[Rows from a figure dataset]
···

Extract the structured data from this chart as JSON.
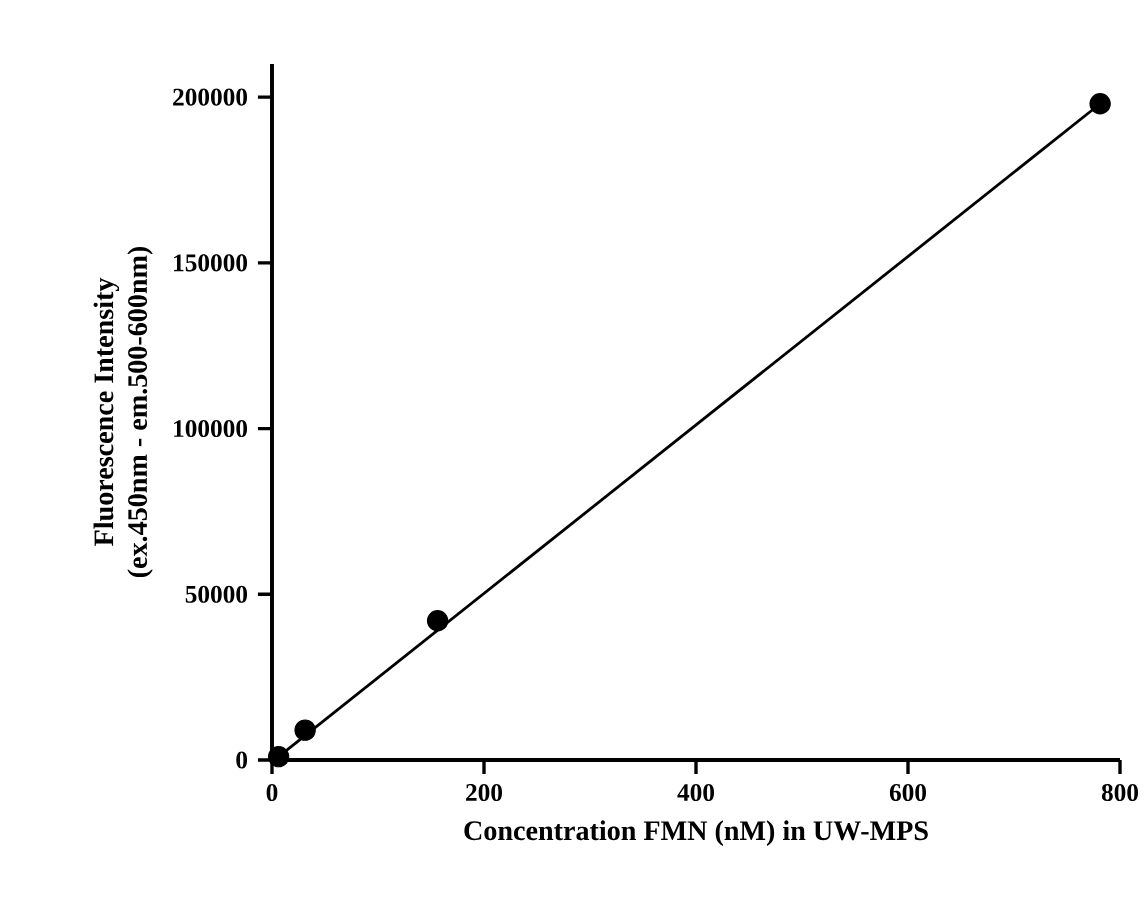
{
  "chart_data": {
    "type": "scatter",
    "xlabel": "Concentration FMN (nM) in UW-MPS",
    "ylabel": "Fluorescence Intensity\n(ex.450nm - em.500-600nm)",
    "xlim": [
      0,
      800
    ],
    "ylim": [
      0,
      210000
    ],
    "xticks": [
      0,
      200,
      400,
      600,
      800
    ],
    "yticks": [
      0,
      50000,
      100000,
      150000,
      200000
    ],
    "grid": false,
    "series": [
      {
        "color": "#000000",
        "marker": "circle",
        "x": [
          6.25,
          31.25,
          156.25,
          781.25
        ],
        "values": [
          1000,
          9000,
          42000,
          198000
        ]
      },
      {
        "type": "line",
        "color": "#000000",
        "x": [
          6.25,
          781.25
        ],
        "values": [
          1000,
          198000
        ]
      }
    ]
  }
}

···

▶ **Exercise requirements**
Print all entries exactly. The images do not belong in the copy.

▶ **Written solution**
Extract the structured data from this chart as JSON.
{
  "chart_data": {
    "type": "scatter",
    "xlabel": "Concentration FMN (nM) in UW-MPS",
    "ylabel": "Fluorescence Intensity\n(ex.450nm - em.500-600nm)",
    "xlim": [
      0,
      800
    ],
    "ylim": [
      0,
      210000
    ],
    "xticks": [
      0,
      200,
      400,
      600,
      800
    ],
    "yticks": [
      0,
      50000,
      100000,
      150000,
      200000
    ],
    "grid": false,
    "series": [
      {
        "color": "#000000",
        "marker": "circle",
        "x": [
          6.25,
          31.25,
          156.25,
          781.25
        ],
        "values": [
          1000,
          9000,
          42000,
          198000
        ]
      },
      {
        "type": "line",
        "color": "#000000",
        "x": [
          6.25,
          781.25
        ],
        "values": [
          1000,
          198000
        ]
      }
    ]
  }
}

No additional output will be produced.